Determine how many lines contain the string "close". Reply with that figure and nothing else.

** Start **

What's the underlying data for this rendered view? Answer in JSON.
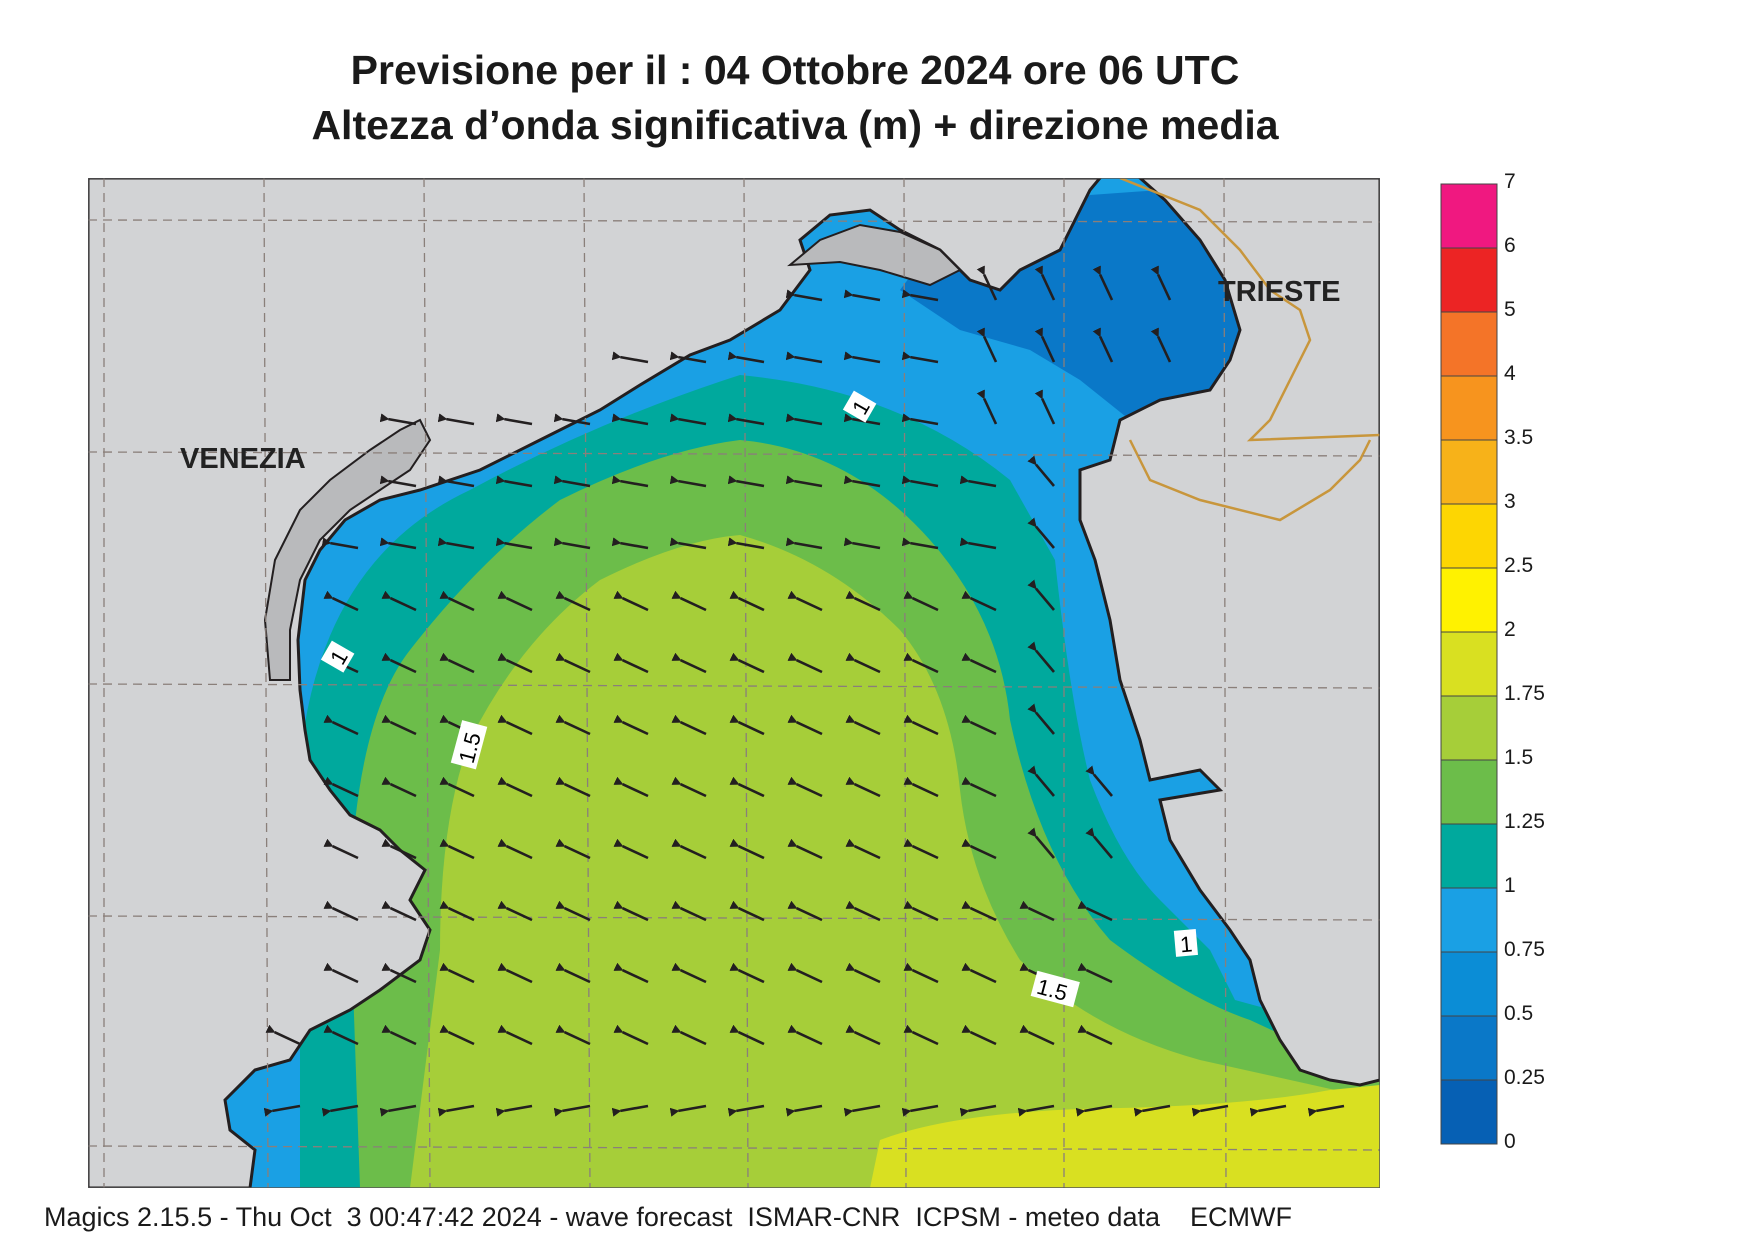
{
  "title": {
    "line1": "Previsione per il  :  04  Ottobre  2024   ore 06 UTC",
    "line2": "Altezza d’onda significativa (m) + direzione media"
  },
  "places": {
    "venezia": "VENEZIA",
    "trieste": "TRIESTE"
  },
  "contour_labels": [
    "1",
    "1",
    "1.5",
    "1",
    "1.5"
  ],
  "colorbar": {
    "ticks": [
      "7",
      "6",
      "5",
      "4",
      "3.5",
      "3",
      "2.5",
      "2",
      "1.75",
      "1.5",
      "1.25",
      "1",
      "0.75",
      "0.5",
      "0.25",
      "0"
    ],
    "colors": [
      "#f01880",
      "#ec2424",
      "#f47428",
      "#f7941e",
      "#f7b219",
      "#fdd602",
      "#fff200",
      "#d9e021",
      "#a6ce39",
      "#6cbd4a",
      "#00a99d",
      "#1aa0e4",
      "#0b8dd6",
      "#0a78c8",
      "#0660b4"
    ]
  },
  "colors": {
    "land": "#d2d3d5",
    "lagoon": "#b9babc",
    "coast": "#231f20",
    "border": "#c8963c",
    "grid": "#8a7f7a",
    "arrow": "#231f20"
  },
  "footer": "Magics 2.15.5 - Thu Oct  3 00:47:42 2024 - wave forecast  ISMAR-CNR  ICPSM - meteo data    ECMWF"
}
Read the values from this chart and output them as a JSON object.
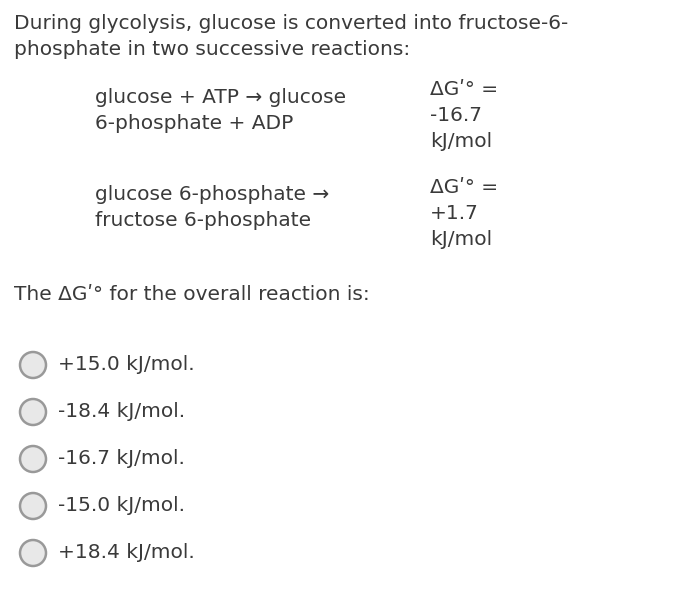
{
  "bg_color": "#ffffff",
  "text_color": "#3a3a3a",
  "title_line1": "During glycolysis, glucose is converted into fructose-6-",
  "title_line2": "phosphate in two successive reactions:",
  "reaction1_line1": "glucose + ATP → glucose",
  "reaction1_line2": "6-phosphate + ADP",
  "reaction1_dg_line1": "ΔGʹ° =",
  "reaction1_dg_line2": "-16.7",
  "reaction1_dg_line3": "kJ/mol",
  "reaction2_line1": "glucose 6-phosphate →",
  "reaction2_line2": "fructose 6-phosphate",
  "reaction2_dg_line1": "ΔGʹ° =",
  "reaction2_dg_line2": "+1.7",
  "reaction2_dg_line3": "kJ/mol",
  "question": "The ΔGʹ° for the overall reaction is:",
  "options": [
    "+15.0 kJ/mol.",
    "-18.4 kJ/mol.",
    "-16.7 kJ/mol.",
    "-15.0 kJ/mol.",
    "+18.4 kJ/mol."
  ],
  "font_size": 14.5,
  "circle_fill": "#e8e8e8",
  "circle_edge": "#999999"
}
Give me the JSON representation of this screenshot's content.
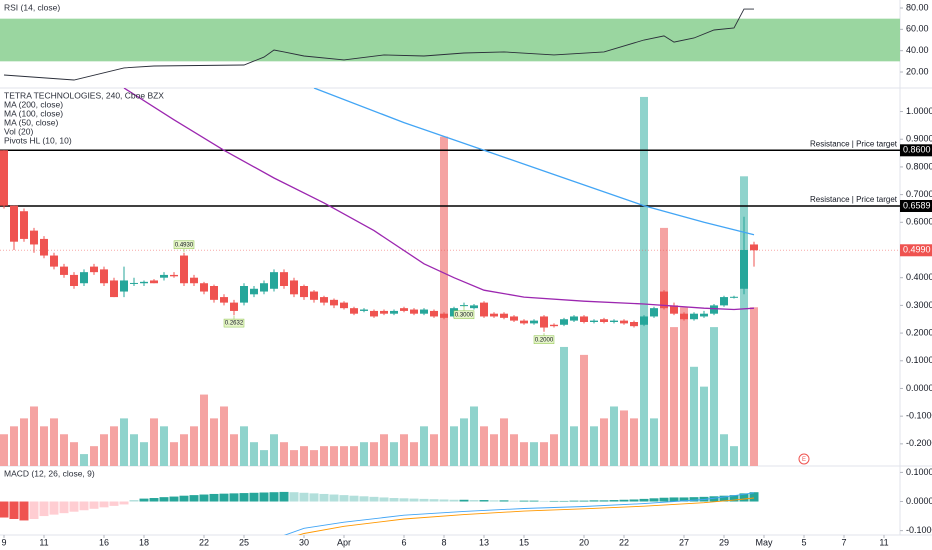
{
  "chart_data": [
    {
      "type": "line",
      "title": "RSI (14, close)",
      "color": "#2a2e39",
      "band": [
        30,
        70
      ],
      "band_color": "#9ad6a0",
      "x": [
        0,
        7,
        12,
        15,
        24,
        26,
        27,
        28,
        30,
        34,
        38,
        42,
        46,
        50,
        55,
        60,
        64,
        66,
        67,
        69,
        71,
        73,
        74,
        75
      ],
      "values": [
        17.2,
        12.5,
        23.8,
        25.6,
        26.6,
        34,
        40.6,
        38.8,
        35,
        31.3,
        36,
        35,
        37.8,
        38.8,
        36,
        38.8,
        50,
        53.8,
        48,
        51.9,
        59.4,
        61.3,
        79,
        79
      ],
      "xlim": [
        -0.4,
        89.6
      ],
      "ylim": [
        5,
        87.5
      ],
      "yticks": [
        {
          "value": 80,
          "label": "80.00"
        },
        {
          "value": 60,
          "label": "60.00"
        },
        {
          "value": 40,
          "label": "40.00"
        },
        {
          "value": 20,
          "label": "20.00"
        }
      ]
    },
    {
      "type": "candlestick",
      "title": "TETRA TECHNOLOGIES, 240, Cboe BZX",
      "indicators": [
        "MA (200, close)",
        "MA (100, close)",
        "MA (50, close)",
        "Vol (20)",
        "Pivots HL (10, 10)"
      ],
      "up_color": "#26a69a",
      "down_color": "#ef5350",
      "x": [
        0,
        1,
        2,
        3,
        4,
        5,
        6,
        7,
        8,
        9,
        10,
        11,
        12,
        13,
        14,
        15,
        16,
        17,
        18,
        19,
        20,
        21,
        22,
        23,
        24,
        25,
        26,
        27,
        28,
        29,
        30,
        31,
        32,
        33,
        34,
        35,
        36,
        37,
        38,
        39,
        40,
        41,
        42,
        43,
        44,
        45,
        46,
        47,
        48,
        49,
        50,
        51,
        52,
        53,
        54,
        55,
        56,
        57,
        58,
        59,
        60,
        61,
        62,
        63,
        64,
        65,
        66,
        67,
        68,
        69,
        70,
        71,
        72,
        73,
        74,
        75
      ],
      "open": [
        0.86,
        0.66,
        0.64,
        0.57,
        0.54,
        0.48,
        0.44,
        0.41,
        0.38,
        0.44,
        0.43,
        0.39,
        0.35,
        0.38,
        0.38,
        0.39,
        0.4,
        0.41,
        0.48,
        0.4,
        0.38,
        0.37,
        0.33,
        0.31,
        0.31,
        0.34,
        0.35,
        0.36,
        0.42,
        0.39,
        0.37,
        0.35,
        0.33,
        0.32,
        0.31,
        0.29,
        0.28,
        0.28,
        0.28,
        0.27,
        0.29,
        0.285,
        0.27,
        0.28,
        0.27,
        0.26,
        0.3,
        0.29,
        0.31,
        0.27,
        0.27,
        0.26,
        0.245,
        0.235,
        0.26,
        0.23,
        0.23,
        0.245,
        0.26,
        0.24,
        0.25,
        0.24,
        0.245,
        0.24,
        0.23,
        0.26,
        0.35,
        0.3,
        0.27,
        0.25,
        0.26,
        0.27,
        0.3,
        0.33,
        0.36,
        0.52
      ],
      "high": [
        0.86,
        0.66,
        0.65,
        0.58,
        0.55,
        0.49,
        0.45,
        0.42,
        0.43,
        0.45,
        0.44,
        0.4,
        0.44,
        0.4,
        0.39,
        0.395,
        0.42,
        0.42,
        0.49,
        0.41,
        0.385,
        0.375,
        0.34,
        0.32,
        0.38,
        0.37,
        0.39,
        0.43,
        0.43,
        0.4,
        0.375,
        0.355,
        0.335,
        0.325,
        0.315,
        0.295,
        0.29,
        0.285,
        0.285,
        0.285,
        0.295,
        0.29,
        0.29,
        0.285,
        0.275,
        0.295,
        0.31,
        0.305,
        0.315,
        0.275,
        0.275,
        0.265,
        0.25,
        0.25,
        0.265,
        0.235,
        0.255,
        0.265,
        0.265,
        0.25,
        0.255,
        0.25,
        0.25,
        0.245,
        0.265,
        0.295,
        0.355,
        0.31,
        0.275,
        0.275,
        0.28,
        0.305,
        0.335,
        0.335,
        0.62,
        0.53
      ],
      "low": [
        0.65,
        0.5,
        0.53,
        0.49,
        0.47,
        0.43,
        0.4,
        0.36,
        0.37,
        0.41,
        0.37,
        0.33,
        0.33,
        0.37,
        0.37,
        0.38,
        0.39,
        0.4,
        0.37,
        0.37,
        0.34,
        0.31,
        0.3,
        0.265,
        0.3,
        0.33,
        0.34,
        0.35,
        0.36,
        0.33,
        0.32,
        0.31,
        0.3,
        0.29,
        0.285,
        0.265,
        0.275,
        0.255,
        0.265,
        0.265,
        0.275,
        0.265,
        0.265,
        0.255,
        0.25,
        0.255,
        0.295,
        0.285,
        0.255,
        0.255,
        0.25,
        0.24,
        0.23,
        0.23,
        0.205,
        0.22,
        0.225,
        0.24,
        0.235,
        0.235,
        0.235,
        0.235,
        0.23,
        0.22,
        0.225,
        0.255,
        0.285,
        0.265,
        0.245,
        0.245,
        0.255,
        0.265,
        0.295,
        0.325,
        0.34,
        0.44
      ],
      "close": [
        0.66,
        0.53,
        0.54,
        0.52,
        0.48,
        0.44,
        0.41,
        0.37,
        0.42,
        0.42,
        0.38,
        0.33,
        0.39,
        0.381,
        0.385,
        0.38,
        0.41,
        0.405,
        0.38,
        0.38,
        0.35,
        0.32,
        0.31,
        0.28,
        0.37,
        0.36,
        0.38,
        0.42,
        0.37,
        0.34,
        0.33,
        0.32,
        0.31,
        0.3,
        0.29,
        0.27,
        0.285,
        0.26,
        0.27,
        0.28,
        0.28,
        0.27,
        0.285,
        0.26,
        0.255,
        0.29,
        0.301,
        0.3,
        0.26,
        0.26,
        0.255,
        0.245,
        0.235,
        0.245,
        0.22,
        0.225,
        0.25,
        0.26,
        0.24,
        0.245,
        0.24,
        0.245,
        0.235,
        0.225,
        0.26,
        0.29,
        0.29,
        0.27,
        0.25,
        0.27,
        0.27,
        0.3,
        0.33,
        0.331,
        0.5,
        0.499
      ],
      "overlays": [
        {
          "color": "#42a5f5",
          "x": [
            31,
            40,
            48,
            56,
            64,
            70,
            75
          ],
          "values": [
            1.085,
            0.96,
            0.86,
            0.76,
            0.66,
            0.6,
            0.555
          ]
        },
        {
          "color": "#9c27b0",
          "x": [
            12,
            17,
            22,
            27,
            32,
            37,
            42,
            45,
            48,
            52,
            58,
            64,
            70,
            73,
            75
          ],
          "values": [
            1.085,
            0.97,
            0.86,
            0.76,
            0.67,
            0.57,
            0.45,
            0.4,
            0.355,
            0.33,
            0.315,
            0.305,
            0.29,
            0.285,
            0.29
          ]
        }
      ],
      "levels": [
        {
          "value": 0.86,
          "label": "0.8600"
        },
        {
          "value": 0.6589,
          "label": "0.6589"
        }
      ],
      "level_text": "Resistance | Price target",
      "last_price": {
        "value": 0.499,
        "label": "0.4990"
      },
      "pivots": [
        {
          "x": 18,
          "value": 0.493,
          "label": "0.4930"
        },
        {
          "x": 23,
          "value": 0.2632,
          "label": "0.2632"
        },
        {
          "x": 46,
          "value": 0.3,
          "label": "0.3000"
        },
        {
          "x": 54,
          "value": 0.2,
          "label": "0.2000"
        }
      ],
      "volume": {
        "ylim": [
          0,
          95
        ],
        "up_color": "#8fd3cc",
        "down_color": "#f5a3a2",
        "values": [
          8,
          10,
          12,
          15,
          10,
          12,
          8,
          6,
          3,
          5,
          8,
          10,
          12,
          8,
          6,
          12,
          10,
          6,
          8,
          10,
          18,
          12,
          15,
          8,
          10,
          6,
          4,
          8,
          6,
          4,
          5,
          4,
          5,
          5,
          5,
          5,
          6,
          6,
          8,
          6,
          8,
          6,
          10,
          8,
          83,
          10,
          12,
          15,
          10,
          8,
          12,
          8,
          6,
          6,
          6,
          8,
          30,
          10,
          28,
          10,
          12,
          15,
          14,
          12,
          93,
          12,
          60,
          35,
          40,
          25,
          20,
          35,
          8,
          5,
          73,
          40
        ]
      },
      "earnings": {
        "x": 80,
        "label": "E"
      },
      "xlim": [
        -0.4,
        89.6
      ],
      "ylim": [
        -0.28,
        1.085
      ],
      "yticks": [
        {
          "value": 1.0,
          "label": "1.0000"
        },
        {
          "value": 0.9,
          "label": "0.9000"
        },
        {
          "value": 0.8,
          "label": "0.8000"
        },
        {
          "value": 0.7,
          "label": "0.7000"
        },
        {
          "value": 0.6,
          "label": "0.6000"
        },
        {
          "value": 0.4,
          "label": "0.4000"
        },
        {
          "value": 0.3,
          "label": "0.3000"
        },
        {
          "value": 0.2,
          "label": "0.2000"
        },
        {
          "value": 0.1,
          "label": "0.1000"
        },
        {
          "value": 0,
          "label": "0.0000"
        },
        {
          "value": -0.1,
          "label": "-0.1000"
        },
        {
          "value": -0.2,
          "label": "-0.2000"
        }
      ]
    },
    {
      "type": "macd",
      "title": "MACD (12, 26, close, 9)",
      "up_color": "#26a69a",
      "up_light": "#b2dfdb",
      "down_color": "#ef5350",
      "down_light": "#ffcdd2",
      "x": [
        0,
        1,
        2,
        3,
        4,
        5,
        6,
        7,
        8,
        9,
        10,
        11,
        12,
        13,
        14,
        15,
        16,
        17,
        18,
        19,
        20,
        21,
        22,
        23,
        24,
        25,
        26,
        27,
        28,
        29,
        30,
        31,
        32,
        33,
        34,
        35,
        36,
        37,
        38,
        39,
        40,
        41,
        42,
        43,
        44,
        45,
        46,
        47,
        48,
        49,
        50,
        51,
        52,
        53,
        54,
        55,
        56,
        57,
        58,
        59,
        60,
        61,
        62,
        63,
        64,
        65,
        66,
        67,
        68,
        69,
        70,
        71,
        72,
        73,
        74,
        75
      ],
      "histogram": [
        -0.055,
        -0.06,
        -0.065,
        -0.06,
        -0.05,
        -0.045,
        -0.04,
        -0.035,
        -0.03,
        -0.025,
        -0.02,
        -0.015,
        -0.01,
        0.005,
        0.01,
        0.012,
        0.015,
        0.017,
        0.02,
        0.022,
        0.024,
        0.026,
        0.027,
        0.028,
        0.029,
        0.03,
        0.031,
        0.032,
        0.033,
        0.032,
        0.03,
        0.028,
        0.026,
        0.024,
        0.022,
        0.02,
        0.018,
        0.016,
        0.014,
        0.012,
        0.011,
        0.01,
        0.009,
        0.008,
        0.007,
        0.006,
        0.006,
        0.005,
        0.005,
        0.004,
        0.004,
        0.003,
        0.003,
        0.003,
        0.002,
        0.002,
        0.002,
        0.003,
        0.003,
        0.004,
        0.004,
        0.005,
        0.006,
        0.007,
        0.009,
        0.011,
        0.013,
        0.014,
        0.014,
        0.015,
        0.016,
        0.018,
        0.02,
        0.022,
        0.028,
        0.032
      ],
      "lines": [
        {
          "color": "#42a5f5",
          "x": [
            25,
            30,
            34,
            40,
            46,
            52,
            58,
            64,
            70,
            73,
            75
          ],
          "values": [
            -0.153,
            -0.092,
            -0.071,
            -0.047,
            -0.034,
            -0.024,
            -0.017,
            -0.007,
            0.007,
            0.02,
            0.03
          ]
        },
        {
          "color": "#ff9800",
          "x": [
            25,
            30,
            34,
            40,
            46,
            52,
            58,
            64,
            70,
            73,
            75
          ],
          "values": [
            -0.16,
            -0.11,
            -0.085,
            -0.06,
            -0.045,
            -0.033,
            -0.025,
            -0.016,
            -0.004,
            0.005,
            0.012
          ]
        }
      ],
      "xlim": [
        -0.4,
        89.6
      ],
      "ylim": [
        -0.115,
        0.122
      ],
      "yticks": [
        {
          "value": 0.1,
          "label": "0.1000"
        },
        {
          "value": 0,
          "label": "0.0000"
        },
        {
          "value": -0.1,
          "label": "-0.1000"
        }
      ],
      "xticks": [
        {
          "value": 0,
          "label": "9"
        },
        {
          "value": 4,
          "label": "11"
        },
        {
          "value": 10,
          "label": "16"
        },
        {
          "value": 14,
          "label": "18"
        },
        {
          "value": 20,
          "label": "22"
        },
        {
          "value": 24,
          "label": "25"
        },
        {
          "value": 30,
          "label": "30"
        },
        {
          "value": 34,
          "label": "Apr"
        },
        {
          "value": 40,
          "label": "6"
        },
        {
          "value": 44,
          "label": "8"
        },
        {
          "value": 48,
          "label": "13"
        },
        {
          "value": 52,
          "label": "15"
        },
        {
          "value": 58,
          "label": "20"
        },
        {
          "value": 62,
          "label": "22"
        },
        {
          "value": 68,
          "label": "27"
        },
        {
          "value": 72,
          "label": "29"
        },
        {
          "value": 76,
          "label": "May"
        },
        {
          "value": 80,
          "label": "5"
        },
        {
          "value": 84,
          "label": "7"
        },
        {
          "value": 88,
          "label": "11"
        }
      ]
    }
  ]
}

** End **

ANSWER IN FULL:
6